▶ _What to do_: All the records that follow need to be reproduced exactly. Omit the images.
* START Data lines *
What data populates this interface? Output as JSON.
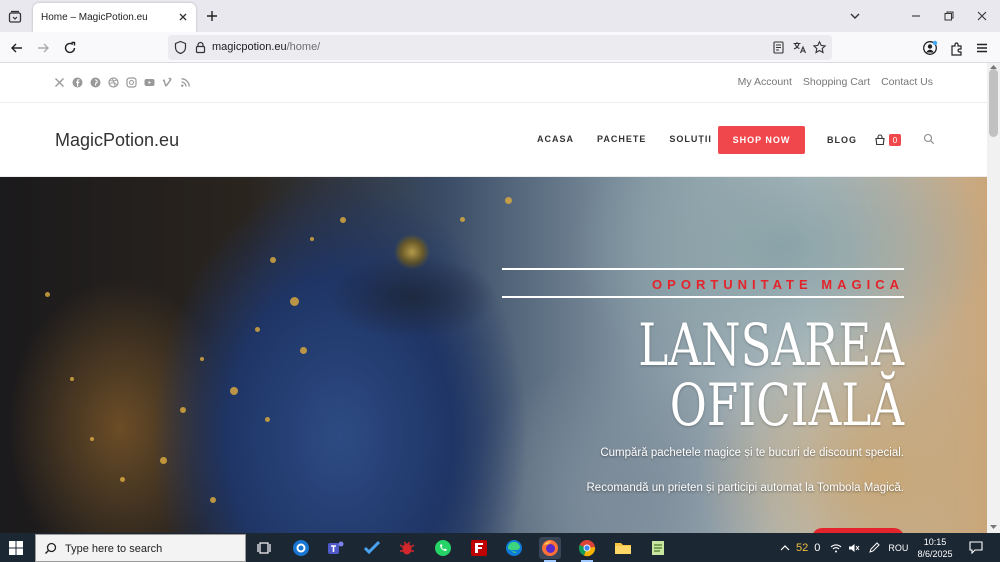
{
  "browser": {
    "tab_title": "Home – MagicPotion.eu",
    "url_host": "magicpotion.eu",
    "url_path": "/home/"
  },
  "site": {
    "topbar": {
      "social_icons": [
        "x-icon",
        "facebook-icon",
        "pinterest-icon",
        "dribbble-icon",
        "instagram-icon",
        "youtube-icon",
        "vimeo-icon",
        "rss-icon"
      ],
      "links": [
        "My Account",
        "Shopping Cart",
        "Contact Us"
      ]
    },
    "logo": "MagicPotion.eu",
    "nav": {
      "items": [
        "ACASA",
        "PACHETE",
        "SOLUȚII"
      ],
      "shop_now": "SHOP NOW",
      "blog": "BLOG",
      "cart_count": "0"
    },
    "hero": {
      "eyebrow": "OPORTUNITATE MAGICA",
      "headline_line1": "LANSAREA",
      "headline_line2": "OFICIALĂ",
      "text1": "Cumpără pachetele magice și te bucuri de discount special.",
      "text2": "Recomandă un prieten și participi automat la Tombola Magică."
    }
  },
  "taskbar": {
    "search_placeholder": "Type here to search",
    "tray": {
      "temperature": "52",
      "weather_extra": "0",
      "language": "ROU"
    },
    "time": "10:15",
    "date": "8/6/2025"
  },
  "colors": {
    "accent": "#f0474c",
    "hero_red": "#e3242b",
    "taskbar": "#1c2734"
  }
}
* END Data lines *
▶ _Solution to the exercise_:
What data populates this interface? Output as JSON.
{
  "browser": {
    "tab_title": "Home – MagicPotion.eu",
    "url_host": "magicpotion.eu",
    "url_path": "/home/"
  },
  "site": {
    "topbar": {
      "social_icons": [
        "x-icon",
        "facebook-icon",
        "pinterest-icon",
        "dribbble-icon",
        "instagram-icon",
        "youtube-icon",
        "vimeo-icon",
        "rss-icon"
      ],
      "links": [
        "My Account",
        "Shopping Cart",
        "Contact Us"
      ]
    },
    "logo": "MagicPotion.eu",
    "nav": {
      "items": [
        "ACASA",
        "PACHETE",
        "SOLUȚII"
      ],
      "shop_now": "SHOP NOW",
      "blog": "BLOG",
      "cart_count": "0"
    },
    "hero": {
      "eyebrow": "OPORTUNITATE MAGICA",
      "headline_line1": "LANSAREA",
      "headline_line2": "OFICIALĂ",
      "text1": "Cumpără pachetele magice și te bucuri de discount special.",
      "text2": "Recomandă un prieten și participi automat la Tombola Magică."
    }
  },
  "taskbar": {
    "search_placeholder": "Type here to search",
    "tray": {
      "temperature": "52",
      "weather_extra": "0",
      "language": "ROU"
    },
    "time": "10:15",
    "date": "8/6/2025"
  },
  "colors": {
    "accent": "#f0474c",
    "hero_red": "#e3242b",
    "taskbar": "#1c2734"
  }
}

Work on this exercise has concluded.